━━ Entries provided ━━

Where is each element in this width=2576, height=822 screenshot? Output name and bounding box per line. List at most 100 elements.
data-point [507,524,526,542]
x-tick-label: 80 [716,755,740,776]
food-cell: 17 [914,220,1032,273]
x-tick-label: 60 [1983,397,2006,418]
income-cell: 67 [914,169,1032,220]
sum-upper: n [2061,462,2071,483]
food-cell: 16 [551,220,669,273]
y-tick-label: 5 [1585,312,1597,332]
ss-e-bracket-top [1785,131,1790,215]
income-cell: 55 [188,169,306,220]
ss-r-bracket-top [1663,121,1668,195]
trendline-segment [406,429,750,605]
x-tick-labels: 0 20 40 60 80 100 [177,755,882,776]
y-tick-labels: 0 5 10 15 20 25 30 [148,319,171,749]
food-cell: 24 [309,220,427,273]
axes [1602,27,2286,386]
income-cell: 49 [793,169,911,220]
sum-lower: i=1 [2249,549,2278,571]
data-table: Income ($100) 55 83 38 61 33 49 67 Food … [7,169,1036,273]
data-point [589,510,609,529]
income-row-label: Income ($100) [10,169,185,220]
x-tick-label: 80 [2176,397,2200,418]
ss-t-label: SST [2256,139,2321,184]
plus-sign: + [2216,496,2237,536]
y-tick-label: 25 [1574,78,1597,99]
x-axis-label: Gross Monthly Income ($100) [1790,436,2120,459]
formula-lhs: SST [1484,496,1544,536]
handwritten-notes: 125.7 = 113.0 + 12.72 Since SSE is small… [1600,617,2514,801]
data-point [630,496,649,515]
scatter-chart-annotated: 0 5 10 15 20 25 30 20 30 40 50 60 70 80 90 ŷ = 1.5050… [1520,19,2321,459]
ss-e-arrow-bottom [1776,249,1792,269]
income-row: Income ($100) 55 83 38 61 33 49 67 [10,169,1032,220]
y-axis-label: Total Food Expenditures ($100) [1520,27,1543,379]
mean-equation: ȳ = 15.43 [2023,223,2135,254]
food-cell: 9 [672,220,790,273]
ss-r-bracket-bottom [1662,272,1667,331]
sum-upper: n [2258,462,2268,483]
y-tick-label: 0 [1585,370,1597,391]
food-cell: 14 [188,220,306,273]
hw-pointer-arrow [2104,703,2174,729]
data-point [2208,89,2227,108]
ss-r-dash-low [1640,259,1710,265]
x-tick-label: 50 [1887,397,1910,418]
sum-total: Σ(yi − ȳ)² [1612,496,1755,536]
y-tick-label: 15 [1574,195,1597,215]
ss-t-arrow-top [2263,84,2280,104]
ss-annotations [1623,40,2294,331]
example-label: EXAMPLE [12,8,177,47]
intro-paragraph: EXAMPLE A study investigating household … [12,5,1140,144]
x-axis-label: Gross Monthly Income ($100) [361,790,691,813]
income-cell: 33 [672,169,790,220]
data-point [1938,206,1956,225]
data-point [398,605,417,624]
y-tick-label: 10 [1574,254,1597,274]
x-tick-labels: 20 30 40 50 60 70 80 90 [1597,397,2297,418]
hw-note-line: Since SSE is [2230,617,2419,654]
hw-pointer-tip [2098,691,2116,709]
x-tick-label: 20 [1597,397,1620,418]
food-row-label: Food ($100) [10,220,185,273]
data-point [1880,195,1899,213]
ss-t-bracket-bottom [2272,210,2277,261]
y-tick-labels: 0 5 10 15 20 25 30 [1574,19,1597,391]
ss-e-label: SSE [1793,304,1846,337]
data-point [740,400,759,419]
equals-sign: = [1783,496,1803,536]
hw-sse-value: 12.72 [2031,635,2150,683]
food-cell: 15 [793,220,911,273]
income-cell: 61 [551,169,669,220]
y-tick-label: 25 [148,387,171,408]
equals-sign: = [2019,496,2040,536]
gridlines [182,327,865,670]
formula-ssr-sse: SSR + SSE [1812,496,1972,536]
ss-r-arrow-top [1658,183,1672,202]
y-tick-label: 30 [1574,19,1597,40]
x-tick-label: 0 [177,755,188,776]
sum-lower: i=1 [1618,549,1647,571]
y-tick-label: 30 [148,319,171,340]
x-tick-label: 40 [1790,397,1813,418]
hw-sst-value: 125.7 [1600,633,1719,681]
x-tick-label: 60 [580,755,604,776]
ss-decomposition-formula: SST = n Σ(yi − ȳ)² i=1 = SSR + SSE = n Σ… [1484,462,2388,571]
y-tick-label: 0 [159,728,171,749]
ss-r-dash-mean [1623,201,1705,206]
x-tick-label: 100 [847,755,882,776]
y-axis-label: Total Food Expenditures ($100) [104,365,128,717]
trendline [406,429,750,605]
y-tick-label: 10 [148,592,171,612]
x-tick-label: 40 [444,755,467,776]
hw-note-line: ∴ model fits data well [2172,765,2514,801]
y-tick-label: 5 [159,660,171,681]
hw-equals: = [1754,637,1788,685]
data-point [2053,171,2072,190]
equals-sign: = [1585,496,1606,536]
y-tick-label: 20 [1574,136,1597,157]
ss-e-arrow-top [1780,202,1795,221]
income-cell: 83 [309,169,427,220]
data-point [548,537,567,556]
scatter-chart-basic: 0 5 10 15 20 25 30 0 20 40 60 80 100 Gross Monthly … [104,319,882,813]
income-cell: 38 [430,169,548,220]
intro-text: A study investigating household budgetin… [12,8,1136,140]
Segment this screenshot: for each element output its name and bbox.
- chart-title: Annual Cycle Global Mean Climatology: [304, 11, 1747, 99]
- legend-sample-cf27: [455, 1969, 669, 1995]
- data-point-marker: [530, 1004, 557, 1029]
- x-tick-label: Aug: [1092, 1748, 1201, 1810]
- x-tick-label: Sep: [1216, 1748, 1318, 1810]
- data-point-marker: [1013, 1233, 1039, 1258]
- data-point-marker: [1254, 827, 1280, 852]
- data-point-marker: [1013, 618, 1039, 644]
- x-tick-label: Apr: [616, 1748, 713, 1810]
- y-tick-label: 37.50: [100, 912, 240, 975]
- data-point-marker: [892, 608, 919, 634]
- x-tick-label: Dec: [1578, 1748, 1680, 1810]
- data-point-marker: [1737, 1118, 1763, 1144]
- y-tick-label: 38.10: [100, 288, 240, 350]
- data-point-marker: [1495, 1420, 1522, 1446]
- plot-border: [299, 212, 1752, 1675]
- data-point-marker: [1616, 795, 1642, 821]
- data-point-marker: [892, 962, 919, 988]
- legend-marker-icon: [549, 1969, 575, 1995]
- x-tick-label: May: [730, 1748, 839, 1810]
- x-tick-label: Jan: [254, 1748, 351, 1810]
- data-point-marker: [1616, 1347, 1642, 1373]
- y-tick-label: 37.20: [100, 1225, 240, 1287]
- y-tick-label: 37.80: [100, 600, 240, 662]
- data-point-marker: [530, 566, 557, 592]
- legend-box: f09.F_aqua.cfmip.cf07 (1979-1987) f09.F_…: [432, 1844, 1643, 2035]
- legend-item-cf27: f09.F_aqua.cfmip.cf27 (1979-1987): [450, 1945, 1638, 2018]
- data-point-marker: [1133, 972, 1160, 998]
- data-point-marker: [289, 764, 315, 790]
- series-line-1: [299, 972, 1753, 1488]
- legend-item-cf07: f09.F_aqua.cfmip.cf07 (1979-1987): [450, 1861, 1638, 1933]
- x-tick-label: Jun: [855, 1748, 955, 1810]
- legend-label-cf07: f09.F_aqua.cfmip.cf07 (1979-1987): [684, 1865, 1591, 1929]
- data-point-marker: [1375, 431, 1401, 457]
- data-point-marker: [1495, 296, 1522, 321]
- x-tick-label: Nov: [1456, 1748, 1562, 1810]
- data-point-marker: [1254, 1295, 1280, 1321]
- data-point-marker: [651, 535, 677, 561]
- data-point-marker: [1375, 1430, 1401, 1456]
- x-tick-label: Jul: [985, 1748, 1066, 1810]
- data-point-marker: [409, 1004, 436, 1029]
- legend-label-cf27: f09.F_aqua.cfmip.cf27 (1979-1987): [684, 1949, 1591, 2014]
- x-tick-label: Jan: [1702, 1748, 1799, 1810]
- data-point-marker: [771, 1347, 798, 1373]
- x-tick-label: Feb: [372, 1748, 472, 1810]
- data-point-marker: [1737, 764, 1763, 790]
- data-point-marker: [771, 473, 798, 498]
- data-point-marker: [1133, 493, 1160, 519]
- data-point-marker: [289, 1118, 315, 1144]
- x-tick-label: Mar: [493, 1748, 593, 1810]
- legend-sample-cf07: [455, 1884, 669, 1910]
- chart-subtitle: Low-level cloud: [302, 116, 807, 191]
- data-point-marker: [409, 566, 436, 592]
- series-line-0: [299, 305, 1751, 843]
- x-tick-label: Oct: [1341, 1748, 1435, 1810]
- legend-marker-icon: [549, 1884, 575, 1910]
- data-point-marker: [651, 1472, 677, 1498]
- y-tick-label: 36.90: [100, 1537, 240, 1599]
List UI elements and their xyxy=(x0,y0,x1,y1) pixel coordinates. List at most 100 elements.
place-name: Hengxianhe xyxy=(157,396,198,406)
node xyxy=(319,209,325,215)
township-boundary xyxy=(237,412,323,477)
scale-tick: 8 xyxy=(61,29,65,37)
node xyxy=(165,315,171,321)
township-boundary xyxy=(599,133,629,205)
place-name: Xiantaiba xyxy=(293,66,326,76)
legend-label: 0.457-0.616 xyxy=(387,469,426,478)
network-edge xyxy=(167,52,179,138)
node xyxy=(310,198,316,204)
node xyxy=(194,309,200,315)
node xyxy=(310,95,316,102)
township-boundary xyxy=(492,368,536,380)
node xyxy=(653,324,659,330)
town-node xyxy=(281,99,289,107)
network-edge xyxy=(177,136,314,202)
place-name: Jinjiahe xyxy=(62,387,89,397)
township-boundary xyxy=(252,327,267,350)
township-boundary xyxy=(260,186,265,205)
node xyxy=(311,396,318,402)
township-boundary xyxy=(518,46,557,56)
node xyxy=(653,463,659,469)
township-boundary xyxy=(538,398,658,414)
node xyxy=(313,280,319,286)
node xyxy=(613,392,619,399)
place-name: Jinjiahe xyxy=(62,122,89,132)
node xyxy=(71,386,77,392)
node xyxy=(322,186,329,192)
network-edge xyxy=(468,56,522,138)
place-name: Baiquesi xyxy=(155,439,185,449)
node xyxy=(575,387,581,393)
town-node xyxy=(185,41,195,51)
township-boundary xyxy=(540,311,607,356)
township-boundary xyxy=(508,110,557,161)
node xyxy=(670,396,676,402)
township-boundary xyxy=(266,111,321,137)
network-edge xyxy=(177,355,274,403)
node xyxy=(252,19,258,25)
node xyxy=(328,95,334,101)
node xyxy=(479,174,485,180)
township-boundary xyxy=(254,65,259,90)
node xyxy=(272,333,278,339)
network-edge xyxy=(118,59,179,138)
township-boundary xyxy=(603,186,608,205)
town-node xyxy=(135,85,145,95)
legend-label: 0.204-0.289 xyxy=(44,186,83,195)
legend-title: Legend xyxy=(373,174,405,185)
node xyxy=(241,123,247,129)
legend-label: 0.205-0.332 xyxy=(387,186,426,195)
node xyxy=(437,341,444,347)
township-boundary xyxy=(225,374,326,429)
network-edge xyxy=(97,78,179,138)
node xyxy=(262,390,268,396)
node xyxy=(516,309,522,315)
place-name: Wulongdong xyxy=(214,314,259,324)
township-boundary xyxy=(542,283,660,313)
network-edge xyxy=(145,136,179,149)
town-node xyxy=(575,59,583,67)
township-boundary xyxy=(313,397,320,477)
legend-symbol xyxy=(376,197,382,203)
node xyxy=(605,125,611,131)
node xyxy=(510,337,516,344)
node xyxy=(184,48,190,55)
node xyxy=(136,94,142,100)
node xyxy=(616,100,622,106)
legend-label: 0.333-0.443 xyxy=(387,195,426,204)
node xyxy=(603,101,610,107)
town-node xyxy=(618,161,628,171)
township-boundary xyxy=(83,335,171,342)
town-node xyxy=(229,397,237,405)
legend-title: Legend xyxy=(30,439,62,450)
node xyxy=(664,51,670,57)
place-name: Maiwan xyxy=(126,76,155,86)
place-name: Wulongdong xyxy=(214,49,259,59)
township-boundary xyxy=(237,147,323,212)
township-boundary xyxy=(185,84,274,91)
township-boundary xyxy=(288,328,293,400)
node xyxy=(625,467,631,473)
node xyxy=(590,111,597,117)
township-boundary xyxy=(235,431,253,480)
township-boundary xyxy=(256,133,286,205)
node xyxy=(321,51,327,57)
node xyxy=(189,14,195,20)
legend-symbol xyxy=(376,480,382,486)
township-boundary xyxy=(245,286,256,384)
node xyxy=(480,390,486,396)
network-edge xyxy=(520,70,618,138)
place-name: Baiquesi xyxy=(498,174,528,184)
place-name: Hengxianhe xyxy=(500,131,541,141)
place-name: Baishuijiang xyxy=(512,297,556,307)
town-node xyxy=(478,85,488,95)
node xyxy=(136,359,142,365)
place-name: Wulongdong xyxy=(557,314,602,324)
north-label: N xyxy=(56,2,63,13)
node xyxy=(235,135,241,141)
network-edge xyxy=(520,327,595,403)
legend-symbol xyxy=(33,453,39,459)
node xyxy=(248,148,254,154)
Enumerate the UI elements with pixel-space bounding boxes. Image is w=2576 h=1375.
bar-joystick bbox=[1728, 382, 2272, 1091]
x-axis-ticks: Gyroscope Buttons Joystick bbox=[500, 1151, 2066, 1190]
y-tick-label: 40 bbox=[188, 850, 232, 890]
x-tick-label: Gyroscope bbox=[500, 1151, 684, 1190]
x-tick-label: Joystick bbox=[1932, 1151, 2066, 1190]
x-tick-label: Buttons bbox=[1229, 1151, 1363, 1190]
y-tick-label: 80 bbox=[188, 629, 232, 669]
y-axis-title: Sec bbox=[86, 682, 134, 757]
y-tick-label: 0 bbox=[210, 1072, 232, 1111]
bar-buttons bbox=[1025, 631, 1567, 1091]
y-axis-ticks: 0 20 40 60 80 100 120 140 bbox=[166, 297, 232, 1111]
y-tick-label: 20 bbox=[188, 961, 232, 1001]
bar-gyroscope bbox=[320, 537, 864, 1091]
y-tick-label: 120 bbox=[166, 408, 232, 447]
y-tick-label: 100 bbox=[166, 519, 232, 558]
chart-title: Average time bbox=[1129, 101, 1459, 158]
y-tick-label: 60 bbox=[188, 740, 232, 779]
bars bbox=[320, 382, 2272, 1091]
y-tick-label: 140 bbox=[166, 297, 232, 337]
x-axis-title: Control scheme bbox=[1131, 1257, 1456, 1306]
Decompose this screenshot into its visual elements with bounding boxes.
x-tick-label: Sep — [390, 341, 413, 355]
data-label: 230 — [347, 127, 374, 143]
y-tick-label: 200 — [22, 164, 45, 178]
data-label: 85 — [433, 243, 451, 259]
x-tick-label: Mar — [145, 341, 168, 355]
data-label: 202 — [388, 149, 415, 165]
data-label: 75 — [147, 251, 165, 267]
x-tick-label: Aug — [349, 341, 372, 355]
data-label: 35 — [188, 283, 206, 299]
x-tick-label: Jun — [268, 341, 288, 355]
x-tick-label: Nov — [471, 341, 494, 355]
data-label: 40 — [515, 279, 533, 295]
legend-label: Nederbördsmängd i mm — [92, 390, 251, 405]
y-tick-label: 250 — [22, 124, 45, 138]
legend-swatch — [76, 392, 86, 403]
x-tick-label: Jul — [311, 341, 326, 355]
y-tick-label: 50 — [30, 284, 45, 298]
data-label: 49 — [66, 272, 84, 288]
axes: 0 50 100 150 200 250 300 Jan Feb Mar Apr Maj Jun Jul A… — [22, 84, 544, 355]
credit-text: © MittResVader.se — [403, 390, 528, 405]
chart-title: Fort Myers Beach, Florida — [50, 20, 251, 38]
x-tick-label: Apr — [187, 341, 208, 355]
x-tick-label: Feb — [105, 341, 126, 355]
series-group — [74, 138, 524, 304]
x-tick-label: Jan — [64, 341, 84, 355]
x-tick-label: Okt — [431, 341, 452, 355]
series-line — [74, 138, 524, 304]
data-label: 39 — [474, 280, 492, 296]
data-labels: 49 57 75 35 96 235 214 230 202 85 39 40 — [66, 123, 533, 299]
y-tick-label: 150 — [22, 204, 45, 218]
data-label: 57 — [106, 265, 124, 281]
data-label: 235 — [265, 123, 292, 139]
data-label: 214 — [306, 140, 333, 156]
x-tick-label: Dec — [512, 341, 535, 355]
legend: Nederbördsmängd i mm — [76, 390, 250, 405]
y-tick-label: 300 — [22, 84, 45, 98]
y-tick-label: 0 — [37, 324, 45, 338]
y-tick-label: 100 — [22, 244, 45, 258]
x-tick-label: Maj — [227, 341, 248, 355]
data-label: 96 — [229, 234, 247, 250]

━━━

> Requirements
Arrange the lines from the first one through the line containing "y-tick-label: 5 [1585,312,1597,332]" as a JSON list of strings, one string per line, leaving out blank lines.

> Output of the task
[
  "Where is each element in this width=2576, height=822 screenshot? Output name and bounding box per line. List at most 100 elements.",
  "data-point [507,524,526,542]",
  "x-tick-label: 80 [716,755,740,776]",
  "food-cell: 17 [914,220,1032,273]",
  "x-tick-label: 60 [1983,397,2006,418]",
  "income-cell: 67 [914,169,1032,220]",
  "sum-upper: n [2061,462,2071,483]",
  "food-cell: 16 [551,220,669,273]",
  "y-tick-label: 5 [1585,312,1597,332]"
]